An exact reproduction of the records is required, with all images left out.

=== Data to process ===

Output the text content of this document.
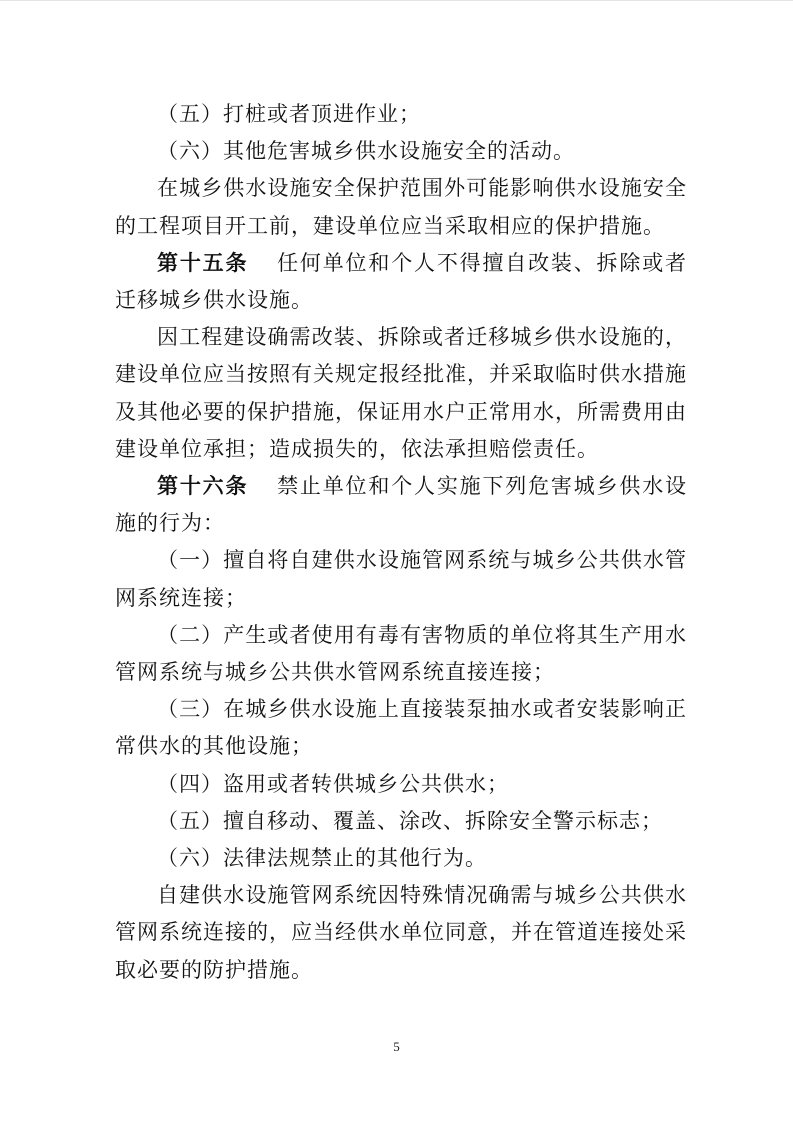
（五）打桩或者顶进作业；

（六）其他危害城乡供水设施安全的活动。

在城乡供水设施安全保护范围外可能影响供水设施安全的工程项目开工前，建设单位应当采取相应的保护措施。

第十五条　任何单位和个人不得擅自改装、拆除或者迁移城乡供水设施。

因工程建设确需改装、拆除或者迁移城乡供水设施的，建设单位应当按照有关规定报经批准，并采取临时供水措施及其他必要的保护措施，保证用水户正常用水，所需费用由建设单位承担；造成损失的，依法承担赔偿责任。

第十六条　禁止单位和个人实施下列危害城乡供水设施的行为：

（一）擅自将自建供水设施管网系统与城乡公共供水管网系统连接；

（二）产生或者使用有毒有害物质的单位将其生产用水管网系统与城乡公共供水管网系统直接连接；

（三）在城乡供水设施上直接装泵抽水或者安装影响正常供水的其他设施；

（四）盗用或者转供城乡公共供水；

（五）擅自移动、覆盖、涂改、拆除安全警示标志；

（六）法律法规禁止的其他行为。

自建供水设施管网系统因特殊情况确需与城乡公共供水管网系统连接的，应当经供水单位同意，并在管道连接处采取必要的防护措施。

5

===

Expected answer:
Output the text content of this document.
（五）打桩或者顶进作业；

（六）其他危害城乡供水设施安全的活动。

在城乡供水设施安全保护范围外可能影响供水设施安全的工程项目开工前，建设单位应当采取相应的保护措施。

第十五条　任何单位和个人不得擅自改装、拆除或者迁移城乡供水设施。

因工程建设确需改装、拆除或者迁移城乡供水设施的，建设单位应当按照有关规定报经批准，并采取临时供水措施及其他必要的保护措施，保证用水户正常用水，所需费用由建设单位承担；造成损失的，依法承担赔偿责任。

第十六条　禁止单位和个人实施下列危害城乡供水设施的行为：

（一）擅自将自建供水设施管网系统与城乡公共供水管网系统连接；

（二）产生或者使用有毒有害物质的单位将其生产用水管网系统与城乡公共供水管网系统直接连接；

（三）在城乡供水设施上直接装泵抽水或者安装影响正常供水的其他设施；

（四）盗用或者转供城乡公共供水；

（五）擅自移动、覆盖、涂改、拆除安全警示标志；

（六）法律法规禁止的其他行为。

自建供水设施管网系统因特殊情况确需与城乡公共供水管网系统连接的，应当经供水单位同意，并在管道连接处采取必要的防护措施。

5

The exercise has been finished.